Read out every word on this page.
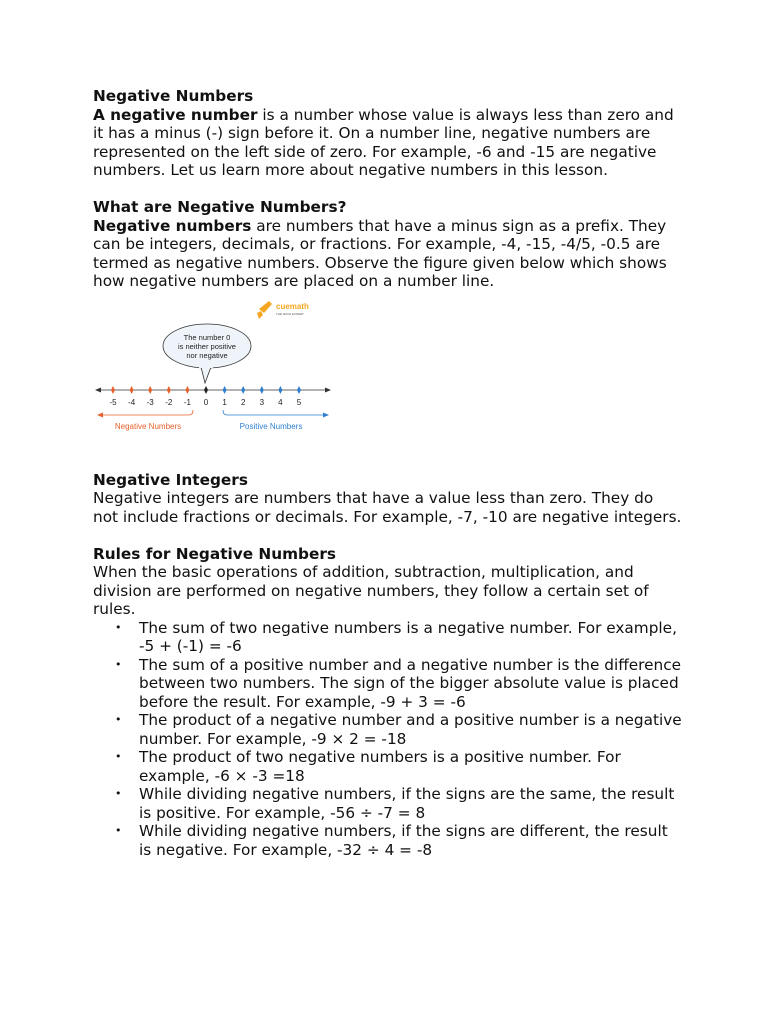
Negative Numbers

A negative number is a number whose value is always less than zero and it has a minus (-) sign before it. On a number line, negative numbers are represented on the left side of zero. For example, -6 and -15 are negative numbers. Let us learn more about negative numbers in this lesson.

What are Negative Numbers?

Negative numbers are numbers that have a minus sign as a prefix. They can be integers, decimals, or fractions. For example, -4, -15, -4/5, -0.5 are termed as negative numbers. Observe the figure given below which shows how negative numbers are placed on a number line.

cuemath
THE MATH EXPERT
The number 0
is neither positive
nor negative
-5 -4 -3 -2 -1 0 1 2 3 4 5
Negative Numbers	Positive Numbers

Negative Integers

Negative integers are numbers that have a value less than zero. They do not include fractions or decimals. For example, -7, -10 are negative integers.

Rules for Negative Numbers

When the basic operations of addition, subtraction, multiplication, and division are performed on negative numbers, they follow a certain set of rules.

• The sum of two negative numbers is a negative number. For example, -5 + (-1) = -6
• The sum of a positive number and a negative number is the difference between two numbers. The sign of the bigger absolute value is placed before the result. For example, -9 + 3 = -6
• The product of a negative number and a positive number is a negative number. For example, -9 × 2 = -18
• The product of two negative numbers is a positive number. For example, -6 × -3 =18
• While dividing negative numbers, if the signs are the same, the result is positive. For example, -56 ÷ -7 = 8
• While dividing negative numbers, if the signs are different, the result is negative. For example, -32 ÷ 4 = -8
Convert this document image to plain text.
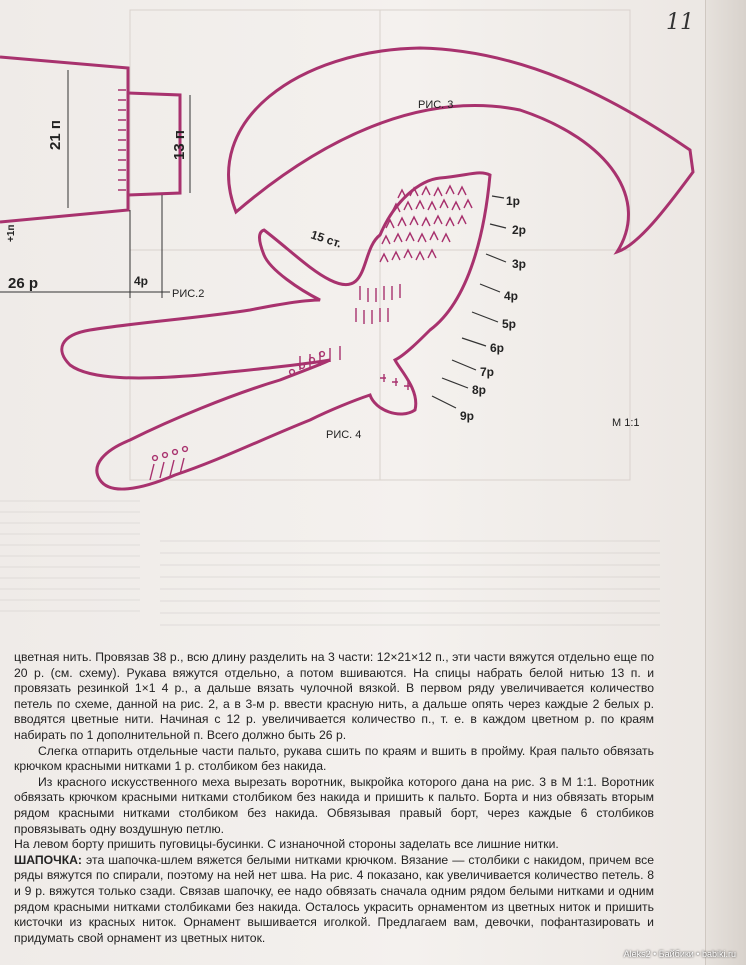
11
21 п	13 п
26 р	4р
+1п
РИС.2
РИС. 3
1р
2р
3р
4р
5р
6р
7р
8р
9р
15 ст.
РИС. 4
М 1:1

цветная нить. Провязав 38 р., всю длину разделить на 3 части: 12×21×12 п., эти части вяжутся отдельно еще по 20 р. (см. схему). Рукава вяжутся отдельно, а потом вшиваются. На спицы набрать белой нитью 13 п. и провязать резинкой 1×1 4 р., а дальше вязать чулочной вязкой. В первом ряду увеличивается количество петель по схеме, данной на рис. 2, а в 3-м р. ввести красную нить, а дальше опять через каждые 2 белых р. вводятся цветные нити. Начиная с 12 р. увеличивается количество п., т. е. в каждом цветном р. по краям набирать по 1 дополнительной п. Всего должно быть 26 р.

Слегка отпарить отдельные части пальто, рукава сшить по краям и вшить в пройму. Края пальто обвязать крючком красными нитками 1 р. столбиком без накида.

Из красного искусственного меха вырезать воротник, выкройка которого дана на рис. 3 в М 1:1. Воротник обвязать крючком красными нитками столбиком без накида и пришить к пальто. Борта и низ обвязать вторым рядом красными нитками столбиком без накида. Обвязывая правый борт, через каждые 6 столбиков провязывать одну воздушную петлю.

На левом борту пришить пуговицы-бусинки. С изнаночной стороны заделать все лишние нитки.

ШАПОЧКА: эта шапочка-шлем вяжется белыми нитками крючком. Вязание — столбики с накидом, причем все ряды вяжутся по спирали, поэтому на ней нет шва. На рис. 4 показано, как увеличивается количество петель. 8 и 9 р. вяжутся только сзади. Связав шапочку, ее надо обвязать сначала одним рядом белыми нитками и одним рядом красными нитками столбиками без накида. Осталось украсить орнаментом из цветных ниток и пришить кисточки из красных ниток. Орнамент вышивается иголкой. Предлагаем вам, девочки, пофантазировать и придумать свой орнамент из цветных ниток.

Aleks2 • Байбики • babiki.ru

*Task objective:* In the records above, locate the lines holding the word "накида". Copy each of them.

*Complete answer:*
Слегка отпарить отдельные части пальто, рукава сшить по краям и вшить в пройму. Края пальто обвязать крючком красными нитками 1 р. столбиком без накида.
Из красного искусственного меха вырезать воротник, выкройка которого дана на рис. 3 в М 1:1. Воротник обвязать крючком красными нитками столбиком без накида и пришить к пальто. Борта и низ обвязать вторым рядом красными нитками столбиком без накида. Обвязывая правый борт, через каждые 6 столбиков провязывать одну воздушную петлю.
ШАПОЧКА: эта шапочка-шлем вяжется белыми нитками крючком. Вязание — столбики с накидом, причем все ряды вяжутся по спирали, поэтому на ней нет шва. На рис. 4 показано, как увеличивается количество петель. 8 и 9 р. вяжутся только сзади. Связав шапочку, ее надо обвязать сначала одним рядом белыми нитками и одним рядом красными нитками столбиками без накида. Осталось украсить орнаментом из цветных ниток и пришить кисточки из красных ниток. Орнамент вышивается иголкой. Предлагаем вам, девочки, пофантазировать и придумать свой орнамент из цветных ниток.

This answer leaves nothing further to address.